• [TASK 1] In the forum thread about the Ulster Bank offset mortgage, how many pages does the terms and conditions booklet have?

If you send me your email address I will send you a copy.


----------



## Benson

*UB Offset Mortgage*

Hi Cremeegg,I was told by Ulster Bank by phone yesterday that the Offset Tracker mortgage is "portable". 
Said it to my local branch manager who seemed to dismiss it
Would like to see if that is stated in the terms and conditions.

Would you happen to have a copy you can share with me.


Many thanks.


----------



## Monbretia

It definitely is, it can be transferred from property to property without having to redeem it, one of the main features of the product.  Most UB staff have no clue of the workings of this product as they never issued them so I wouldn't take any notice of what your local manager thinks, get them to check with the lending dept in Head Office.


----------



## Busybee1

Hi Cremeegg 
Thank you so much. 
My email address is  [deleted]


----------



## Brendan Burgess

Busybee

Probably not a good idea to be putting your email address up in public. I have deleted it and PMd it to CremeEggg.

Brendan


----------



## rameire

only just noticed this now,

House moves are possible on the offset mortgage.
its a feature of it.
ring the telephony, then ask them to ask their loan offers team can a housemove happen on offset.


----------



## MasterSmythe

I'm also interested in receiving the T&C booklet, mortgage from 2005


----------



## Monbretia

What are you trying to check on it?


----------



## MasterSmythe

Terms relating to drawing down on the additional facility. UB are of the impression that a draw down constitutes "new borrowing" and are requesting certain additional terms that I disagree with and want to check the terms of the additional draw down facility.


----------



## Brendan Burgess

Hi Master Smythe

Have you looked at your letter of offer or mortgage agreement? 

Brendan


----------



## Monbretia

I'll have a look at the stuff I have and see if there is any mention.


----------



## MasterSmythe

Letter of offer is silent on the point, and refers to the the general and special terms and conditions document. 

Ideally I would like to read the full T&C and set out the relevant references in a letter to UB.


----------



## Monbretia

I have a copy of the First Active Personal Offset Banking Terms and Conditions.   Part C is titled Offset Flexible Mortgage General Conditons (specific conditions are what is on the loan offer).

Under 'Available Facility' it says 'means any monies where there is a difference  between the Faccility and the Total Borrowing and reresents the amount you can withdraw at any time subject to our approval'

Not sure if that is much of a help, there are about 24 pages in booklet.  I can scan a relevant page and email it you later if you tell me what you are looking for, send me pm if you want.  I know this product pretty well


----------



## Aamuser

Monbretia said:


> I have a copy of the First Active Personal Offset Banking Terms and Conditions.   Part C is titled Offset Flexible Mortgage General Conditons (specific conditions are what is on the loan offer).

• [Layout annotation data]
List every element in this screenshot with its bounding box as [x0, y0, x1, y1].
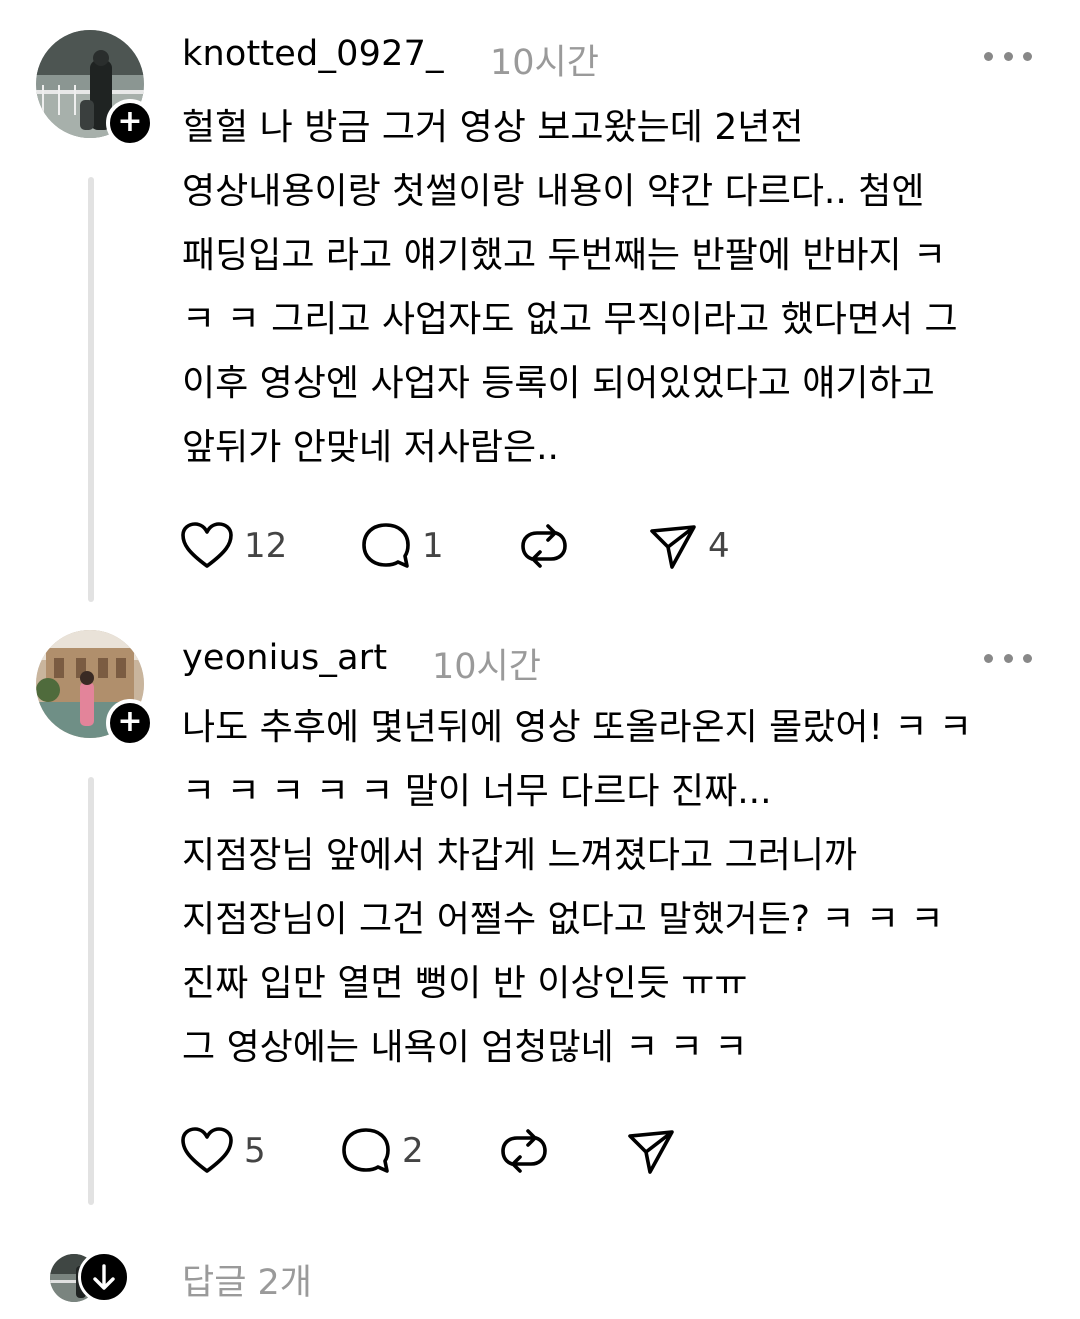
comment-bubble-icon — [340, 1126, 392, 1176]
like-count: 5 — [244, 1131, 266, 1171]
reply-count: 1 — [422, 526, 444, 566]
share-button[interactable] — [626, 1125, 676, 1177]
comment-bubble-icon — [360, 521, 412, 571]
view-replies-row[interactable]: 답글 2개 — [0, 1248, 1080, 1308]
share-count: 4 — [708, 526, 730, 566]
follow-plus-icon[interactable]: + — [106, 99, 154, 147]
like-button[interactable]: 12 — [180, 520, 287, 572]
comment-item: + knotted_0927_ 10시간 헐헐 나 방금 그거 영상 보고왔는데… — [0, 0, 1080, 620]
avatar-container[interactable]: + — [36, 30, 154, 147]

• [TASK 2] Duplicate the lines of the records exactly, from the line with "comment-bubble-icon — [340, 1126, 392, 1176]" to the line with "comment-item: + knotted_0927_".

• [TASK ANSWER 1] About 24 pages.

• [TASK ANSWER 2]
comment-bubble-icon — [340, 1126, 392, 1176]
like-count: 5 — [244, 1131, 266, 1171]
reply-count: 1 — [422, 526, 444, 566]
share-button[interactable] — [626, 1125, 676, 1177]
comment-bubble-icon — [360, 521, 412, 571]
view-replies-row[interactable]: 답글 2개 — [0, 1248, 1080, 1308]
share-count: 4 — [708, 526, 730, 566]
follow-plus-icon[interactable]: + — [106, 99, 154, 147]
like-button[interactable]: 12 — [180, 520, 287, 572]
comment-item: + knotted_0927_ 10시간 헐헐 나 방금 그거 영상 보고왔는데… — [0, 0, 1080, 620]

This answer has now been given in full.